### ASSIGNMENT
Here the requirement is to repeat every record exactly, in full.

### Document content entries
---
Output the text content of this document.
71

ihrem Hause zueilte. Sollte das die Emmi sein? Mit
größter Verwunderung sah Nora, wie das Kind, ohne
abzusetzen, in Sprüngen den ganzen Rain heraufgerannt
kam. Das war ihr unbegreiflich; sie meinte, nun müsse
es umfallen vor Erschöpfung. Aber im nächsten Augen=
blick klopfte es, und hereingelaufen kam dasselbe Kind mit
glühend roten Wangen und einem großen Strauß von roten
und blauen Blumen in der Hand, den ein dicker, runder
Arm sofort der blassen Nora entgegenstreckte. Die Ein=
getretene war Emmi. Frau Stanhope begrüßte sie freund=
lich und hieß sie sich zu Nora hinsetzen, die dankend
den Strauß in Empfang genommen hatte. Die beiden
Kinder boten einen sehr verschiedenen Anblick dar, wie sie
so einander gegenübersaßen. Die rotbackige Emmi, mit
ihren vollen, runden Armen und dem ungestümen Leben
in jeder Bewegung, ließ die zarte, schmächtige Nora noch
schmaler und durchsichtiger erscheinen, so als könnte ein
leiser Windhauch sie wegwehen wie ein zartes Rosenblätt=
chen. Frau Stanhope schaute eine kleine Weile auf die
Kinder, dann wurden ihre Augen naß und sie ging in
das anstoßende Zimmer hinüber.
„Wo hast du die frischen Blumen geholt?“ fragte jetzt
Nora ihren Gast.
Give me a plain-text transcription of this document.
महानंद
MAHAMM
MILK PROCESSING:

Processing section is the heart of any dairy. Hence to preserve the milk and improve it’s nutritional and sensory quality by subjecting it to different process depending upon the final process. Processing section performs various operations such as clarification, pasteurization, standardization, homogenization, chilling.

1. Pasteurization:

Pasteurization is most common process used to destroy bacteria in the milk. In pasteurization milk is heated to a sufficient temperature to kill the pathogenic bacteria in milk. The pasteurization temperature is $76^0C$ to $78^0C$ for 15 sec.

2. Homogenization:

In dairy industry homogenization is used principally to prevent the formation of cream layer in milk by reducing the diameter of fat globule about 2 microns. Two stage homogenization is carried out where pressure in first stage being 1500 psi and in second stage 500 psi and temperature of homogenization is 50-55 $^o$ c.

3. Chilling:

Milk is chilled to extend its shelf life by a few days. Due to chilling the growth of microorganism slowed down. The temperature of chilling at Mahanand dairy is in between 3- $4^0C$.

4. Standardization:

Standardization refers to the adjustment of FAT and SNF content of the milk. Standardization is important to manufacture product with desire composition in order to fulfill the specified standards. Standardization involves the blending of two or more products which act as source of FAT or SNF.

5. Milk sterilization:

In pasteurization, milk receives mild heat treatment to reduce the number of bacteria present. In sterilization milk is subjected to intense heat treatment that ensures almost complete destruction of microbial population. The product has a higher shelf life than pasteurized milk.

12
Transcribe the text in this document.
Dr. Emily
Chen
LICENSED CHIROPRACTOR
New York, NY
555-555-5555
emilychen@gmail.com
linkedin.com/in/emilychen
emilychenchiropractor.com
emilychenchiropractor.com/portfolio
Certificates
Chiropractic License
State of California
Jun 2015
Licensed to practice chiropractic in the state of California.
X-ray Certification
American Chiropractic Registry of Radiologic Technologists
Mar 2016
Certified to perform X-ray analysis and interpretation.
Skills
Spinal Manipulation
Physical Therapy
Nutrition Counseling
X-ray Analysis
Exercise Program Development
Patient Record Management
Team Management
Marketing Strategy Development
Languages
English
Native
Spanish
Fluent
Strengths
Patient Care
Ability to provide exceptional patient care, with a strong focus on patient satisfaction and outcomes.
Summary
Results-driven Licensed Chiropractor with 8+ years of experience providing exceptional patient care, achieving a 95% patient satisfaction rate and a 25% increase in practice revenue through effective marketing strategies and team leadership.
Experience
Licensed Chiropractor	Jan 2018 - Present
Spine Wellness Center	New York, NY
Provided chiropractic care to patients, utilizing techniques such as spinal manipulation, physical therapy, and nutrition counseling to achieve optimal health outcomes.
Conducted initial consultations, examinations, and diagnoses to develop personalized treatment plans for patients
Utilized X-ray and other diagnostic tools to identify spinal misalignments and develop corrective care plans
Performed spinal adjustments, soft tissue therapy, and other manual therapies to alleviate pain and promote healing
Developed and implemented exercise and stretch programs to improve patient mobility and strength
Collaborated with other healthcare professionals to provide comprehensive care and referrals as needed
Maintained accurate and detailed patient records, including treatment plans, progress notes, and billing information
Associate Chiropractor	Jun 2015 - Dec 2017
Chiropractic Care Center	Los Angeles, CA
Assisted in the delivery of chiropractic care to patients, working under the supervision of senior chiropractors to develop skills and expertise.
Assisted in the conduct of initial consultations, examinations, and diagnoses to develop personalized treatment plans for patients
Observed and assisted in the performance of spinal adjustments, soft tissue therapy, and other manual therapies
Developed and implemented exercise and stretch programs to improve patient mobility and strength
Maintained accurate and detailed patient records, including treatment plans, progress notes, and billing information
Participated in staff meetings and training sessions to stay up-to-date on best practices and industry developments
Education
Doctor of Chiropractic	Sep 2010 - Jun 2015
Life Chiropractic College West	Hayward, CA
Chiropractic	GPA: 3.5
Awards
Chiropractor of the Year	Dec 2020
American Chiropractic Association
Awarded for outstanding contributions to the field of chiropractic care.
---
### EXERCISE SOLUTION
Output the text content of this document.
71

ihrem Hause zueilte. Sollte das die Emmi sein? Mit
größter Verwunderung sah Nora, wie das Kind, ohne
abzusetzen, in Sprüngen den ganzen Rain heraufgerannt
kam. Das war ihr unbegreiflich; sie meinte, nun müsse
es umfallen vor Erschöpfung. Aber im nächsten Augen=
blick klopfte es, und hereingelaufen kam dasselbe Kind mit
glühend roten Wangen und einem großen Strauß von roten
und blauen Blumen in der Hand, den ein dicker, runder
Arm sofort der blassen Nora entgegenstreckte. Die Ein=
getretene war Emmi. Frau Stanhope begrüßte sie freund=
lich und hieß sie sich zu Nora hinsetzen, die dankend
den Strauß in Empfang genommen hatte. Die beiden
Kinder boten einen sehr verschiedenen Anblick dar, wie sie
so einander gegenübersaßen. Die rotbackige Emmi, mit
ihren vollen, runden Armen und dem ungestümen Leben
in jeder Bewegung, ließ die zarte, schmächtige Nora noch
schmaler und durchsichtiger erscheinen, so als könnte ein
leiser Windhauch sie wegwehen wie ein zartes Rosenblätt=
chen. Frau Stanhope schaute eine kleine Weile auf die
Kinder, dann wurden ihre Augen naß und sie ging in
das anstoßende Zimmer hinüber.
„Wo hast du die frischen Blumen geholt?“ fragte jetzt
Nora ihren Gast.
Give me a plain-text transcription of this document.
महानंद
MAHAMM
MILK PROCESSING:

Processing section is the heart of any dairy. Hence to preserve the milk and improve it’s nutritional and sensory quality by subjecting it to different process depending upon the final process. Processing section performs various operations such as clarification, pasteurization, standardization, homogenization, chilling.

1. Pasteurization:

Pasteurization is most common process used to destroy bacteria in the milk. In pasteurization milk is heated to a sufficient temperature to kill the pathogenic bacteria in milk. The pasteurization temperature is $76^0C$ to $78^0C$ for 15 sec.

2. Homogenization:

In dairy industry homogenization is used principally to prevent the formation of cream layer in milk by reducing the diameter of fat globule about 2 microns. Two stage homogenization is carried out where pressure in first stage being 1500 psi and in second stage 500 psi and temperature of homogenization is 50-55 $^o$ c.

3. Chilling:

Milk is chilled to extend its shelf life by a few days. Due to chilling the growth of microorganism slowed down. The temperature of chilling at Mahanand dairy is in between 3- $4^0C$.

4. Standardization:

Standardization refers to the adjustment of FAT and SNF content of the milk. Standardization is important to manufacture product with desire composition in order to fulfill the specified standards. Standardization involves the blending of two or more products which act as source of FAT or SNF.

5. Milk sterilization:

In pasteurization, milk receives mild heat treatment to reduce the number of bacteria present. In sterilization milk is subjected to intense heat treatment that ensures almost complete destruction of microbial population. The product has a higher shelf life than pasteurized milk.

12
Transcribe the text in this document.
Dr. Emily
Chen
LICENSED CHIROPRACTOR
New York, NY
555-555-5555
emilychen@gmail.com
linkedin.com/in/emilychen
emilychenchiropractor.com
emilychenchiropractor.com/portfolio
Certificates
Chiropractic License
State of California
Jun 2015
Licensed to practice chiropractic in the state of California.
X-ray Certification
American Chiropractic Registry of Radiologic Technologists
Mar 2016
Certified to perform X-ray analysis and interpretation.
Skills
Spinal Manipulation
Physical Therapy
Nutrition Counseling
X-ray Analysis
Exercise Program Development
Patient Record Management
Team Management
Marketing Strategy Development
Languages
English
Native
Spanish
Fluent
Strengths
Patient Care
Ability to provide exceptional patient care, with a strong focus on patient satisfaction and outcomes.
Summary
Results-driven Licensed Chiropractor with 8+ years of experience providing exceptional patient care, achieving a 95% patient satisfaction rate and a 25% increase in practice revenue through effective marketing strategies and team leadership.
Experience
Licensed Chiropractor	Jan 2018 - Present
Spine Wellness Center	New York, NY
Provided chiropractic care to patients, utilizing techniques such as spinal manipulation, physical therapy, and nutrition counseling to achieve optimal health outcomes.
Conducted initial consultations, examinations, and diagnoses to develop personalized treatment plans for patients
Utilized X-ray and other diagnostic tools to identify spinal misalignments and develop corrective care plans
Performed spinal adjustments, soft tissue therapy, and other manual therapies to alleviate pain and promote healing
Developed and implemented exercise and stretch programs to improve patient mobility and strength
Collaborated with other healthcare professionals to provide comprehensive care and referrals as needed
Maintained accurate and detailed patient records, including treatment plans, progress notes, and billing information
Associate Chiropractor	Jun 2015 - Dec 2017
Chiropractic Care Center	Los Angeles, CA
Assisted in the delivery of chiropractic care to patients, working under the supervision of senior chiropractors to develop skills and expertise.
Assisted in the conduct of initial consultations, examinations, and diagnoses to develop personalized treatment plans for patients
Observed and assisted in the performance of spinal adjustments, soft tissue therapy, and other manual therapies
Developed and implemented exercise and stretch programs to improve patient mobility and strength
Maintained accurate and detailed patient records, including treatment plans, progress notes, and billing information
Participated in staff meetings and training sessions to stay up-to-date on best practices and industry developments
Education
Doctor of Chiropractic	Sep 2010 - Jun 2015
Life Chiropractic College West	Hayward, CA
Chiropractic	GPA: 3.5
Awards
Chiropractor of the Year	Dec 2020
American Chiropractic Association
Awarded for outstanding contributions to the field of chiropractic care.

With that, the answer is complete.